## BEGIN Record excerpts
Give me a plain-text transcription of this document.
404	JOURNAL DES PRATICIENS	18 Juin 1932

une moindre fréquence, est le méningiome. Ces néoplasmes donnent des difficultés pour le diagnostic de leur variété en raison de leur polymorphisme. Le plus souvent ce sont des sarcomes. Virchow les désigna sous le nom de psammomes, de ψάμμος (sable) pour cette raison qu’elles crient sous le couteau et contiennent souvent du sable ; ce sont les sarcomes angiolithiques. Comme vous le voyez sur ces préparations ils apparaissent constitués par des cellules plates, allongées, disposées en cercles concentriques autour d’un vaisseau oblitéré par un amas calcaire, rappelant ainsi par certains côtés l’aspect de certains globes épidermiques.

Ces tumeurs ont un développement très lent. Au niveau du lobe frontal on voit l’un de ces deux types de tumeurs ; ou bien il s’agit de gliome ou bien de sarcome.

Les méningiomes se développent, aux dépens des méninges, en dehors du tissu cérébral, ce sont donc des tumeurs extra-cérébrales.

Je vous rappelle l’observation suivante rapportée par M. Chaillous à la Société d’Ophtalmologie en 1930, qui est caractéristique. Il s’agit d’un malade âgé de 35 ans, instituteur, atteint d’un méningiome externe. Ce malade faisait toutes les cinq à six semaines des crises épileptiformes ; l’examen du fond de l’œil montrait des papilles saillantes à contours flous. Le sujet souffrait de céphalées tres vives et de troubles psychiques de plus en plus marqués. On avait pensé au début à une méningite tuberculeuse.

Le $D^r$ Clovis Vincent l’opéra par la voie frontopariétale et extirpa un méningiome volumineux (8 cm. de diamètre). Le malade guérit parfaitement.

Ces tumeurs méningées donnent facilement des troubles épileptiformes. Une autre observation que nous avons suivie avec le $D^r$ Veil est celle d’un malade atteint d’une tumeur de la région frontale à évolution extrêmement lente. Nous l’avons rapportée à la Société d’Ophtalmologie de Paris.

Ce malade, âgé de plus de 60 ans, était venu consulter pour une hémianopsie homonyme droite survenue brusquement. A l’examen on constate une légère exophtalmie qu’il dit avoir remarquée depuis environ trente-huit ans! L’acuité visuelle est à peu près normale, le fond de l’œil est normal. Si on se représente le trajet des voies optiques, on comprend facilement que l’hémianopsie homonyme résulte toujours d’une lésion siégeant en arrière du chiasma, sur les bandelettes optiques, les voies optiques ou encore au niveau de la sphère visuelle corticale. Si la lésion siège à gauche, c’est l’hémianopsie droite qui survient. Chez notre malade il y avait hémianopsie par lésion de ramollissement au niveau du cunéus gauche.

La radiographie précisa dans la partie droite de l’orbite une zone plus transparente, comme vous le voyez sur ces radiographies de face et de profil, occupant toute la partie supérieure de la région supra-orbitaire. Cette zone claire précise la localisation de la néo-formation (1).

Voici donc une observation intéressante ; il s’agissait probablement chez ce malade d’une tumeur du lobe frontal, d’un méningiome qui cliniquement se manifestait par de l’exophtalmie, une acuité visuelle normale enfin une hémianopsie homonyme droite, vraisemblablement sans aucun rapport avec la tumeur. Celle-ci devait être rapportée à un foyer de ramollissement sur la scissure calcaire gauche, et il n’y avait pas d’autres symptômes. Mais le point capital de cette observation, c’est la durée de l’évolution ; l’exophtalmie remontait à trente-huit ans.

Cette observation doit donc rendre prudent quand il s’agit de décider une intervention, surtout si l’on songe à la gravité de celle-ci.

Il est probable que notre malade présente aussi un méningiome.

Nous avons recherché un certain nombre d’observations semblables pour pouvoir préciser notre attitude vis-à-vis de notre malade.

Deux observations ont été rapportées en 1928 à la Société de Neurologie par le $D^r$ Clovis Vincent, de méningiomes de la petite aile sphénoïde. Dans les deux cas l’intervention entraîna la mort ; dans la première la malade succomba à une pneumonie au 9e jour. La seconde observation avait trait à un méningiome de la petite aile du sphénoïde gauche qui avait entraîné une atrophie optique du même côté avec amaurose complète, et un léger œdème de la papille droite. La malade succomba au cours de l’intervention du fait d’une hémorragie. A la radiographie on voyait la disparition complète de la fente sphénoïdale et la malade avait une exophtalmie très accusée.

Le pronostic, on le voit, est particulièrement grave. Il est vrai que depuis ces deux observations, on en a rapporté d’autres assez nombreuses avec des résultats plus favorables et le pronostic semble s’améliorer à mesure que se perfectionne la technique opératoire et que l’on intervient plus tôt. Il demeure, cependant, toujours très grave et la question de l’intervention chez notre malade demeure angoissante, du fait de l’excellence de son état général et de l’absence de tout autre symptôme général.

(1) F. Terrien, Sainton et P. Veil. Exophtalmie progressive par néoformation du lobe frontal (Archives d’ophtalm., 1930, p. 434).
## END Record excerpts
- [What is asked] Extract all of the material exactly as it is written.

- [Answer]
Give me a plain-text transcription of this document.
404	JOURNAL DES PRATICIENS	18 Juin 1932

une moindre fréquence, est le méningiome. Ces néoplasmes donnent des difficultés pour le diagnostic de leur variété en raison de leur polymorphisme. Le plus souvent ce sont des sarcomes. Virchow les désigna sous le nom de psammomes, de ψάμμος (sable) pour cette raison qu’elles crient sous le couteau et contiennent souvent du sable ; ce sont les sarcomes angiolithiques. Comme vous le voyez sur ces préparations ils apparaissent constitués par des cellules plates, allongées, disposées en cercles concentriques autour d’un vaisseau oblitéré par un amas calcaire, rappelant ainsi par certains côtés l’aspect de certains globes épidermiques.

Ces tumeurs ont un développement très lent. Au niveau du lobe frontal on voit l’un de ces deux types de tumeurs ; ou bien il s’agit de gliome ou bien de sarcome.

Les méningiomes se développent, aux dépens des méninges, en dehors du tissu cérébral, ce sont donc des tumeurs extra-cérébrales.

Je vous rappelle l’observation suivante rapportée par M. Chaillous à la Société d’Ophtalmologie en 1930, qui est caractéristique. Il s’agit d’un malade âgé de 35 ans, instituteur, atteint d’un méningiome externe. Ce malade faisait toutes les cinq à six semaines des crises épileptiformes ; l’examen du fond de l’œil montrait des papilles saillantes à contours flous. Le sujet souffrait de céphalées tres vives et de troubles psychiques de plus en plus marqués. On avait pensé au début à une méningite tuberculeuse.

Le $D^r$ Clovis Vincent l’opéra par la voie frontopariétale et extirpa un méningiome volumineux (8 cm. de diamètre). Le malade guérit parfaitement.

Ces tumeurs méningées donnent facilement des troubles épileptiformes. Une autre observation que nous avons suivie avec le $D^r$ Veil est celle d’un malade atteint d’une tumeur de la région frontale à évolution extrêmement lente. Nous l’avons rapportée à la Société d’Ophtalmologie de Paris.

Ce malade, âgé de plus de 60 ans, était venu consulter pour une hémianopsie homonyme droite survenue brusquement. A l’examen on constate une légère exophtalmie qu’il dit avoir remarquée depuis environ trente-huit ans! L’acuité visuelle est à peu près normale, le fond de l’œil est normal. Si on se représente le trajet des voies optiques, on comprend facilement que l’hémianopsie homonyme résulte toujours d’une lésion siégeant en arrière du chiasma, sur les bandelettes optiques, les voies optiques ou encore au niveau de la sphère visuelle corticale. Si la lésion siège à gauche, c’est l’hémianopsie droite qui survient. Chez notre malade il y avait hémianopsie par lésion de ramollissement au niveau du cunéus gauche.

La radiographie précisa dans la partie droite de l’orbite une zone plus transparente, comme vous le voyez sur ces radiographies de face et de profil, occupant toute la partie supérieure de la région supra-orbitaire. Cette zone claire précise la localisation de la néo-formation (1).

Voici donc une observation intéressante ; il s’agissait probablement chez ce malade d’une tumeur du lobe frontal, d’un méningiome qui cliniquement se manifestait par de l’exophtalmie, une acuité visuelle normale enfin une hémianopsie homonyme droite, vraisemblablement sans aucun rapport avec la tumeur. Celle-ci devait être rapportée à un foyer de ramollissement sur la scissure calcaire gauche, et il n’y avait pas d’autres symptômes. Mais le point capital de cette observation, c’est la durée de l’évolution ; l’exophtalmie remontait à trente-huit ans.

Cette observation doit donc rendre prudent quand il s’agit de décider une intervention, surtout si l’on songe à la gravité de celle-ci.

Il est probable que notre malade présente aussi un méningiome.

Nous avons recherché un certain nombre d’observations semblables pour pouvoir préciser notre attitude vis-à-vis de notre malade.

Deux observations ont été rapportées en 1928 à la Société de Neurologie par le $D^r$ Clovis Vincent, de méningiomes de la petite aile sphénoïde. Dans les deux cas l’intervention entraîna la mort ; dans la première la malade succomba à une pneumonie au 9e jour. La seconde observation avait trait à un méningiome de la petite aile du sphénoïde gauche qui avait entraîné une atrophie optique du même côté avec amaurose complète, et un léger œdème de la papille droite. La malade succomba au cours de l’intervention du fait d’une hémorragie. A la radiographie on voyait la disparition complète de la fente sphénoïdale et la malade avait une exophtalmie très accusée.

Le pronostic, on le voit, est particulièrement grave. Il est vrai que depuis ces deux observations, on en a rapporté d’autres assez nombreuses avec des résultats plus favorables et le pronostic semble s’améliorer à mesure que se perfectionne la technique opératoire et que l’on intervient plus tôt. Il demeure, cependant, toujours très grave et la question de l’intervention chez notre malade demeure angoissante, du fait de l’excellence de son état général et de l’absence de tout autre symptôme général.

(1) F. Terrien, Sainton et P. Veil. Exophtalmie progressive par néoformation du lobe frontal (Archives d’ophtalm., 1930, p. 434).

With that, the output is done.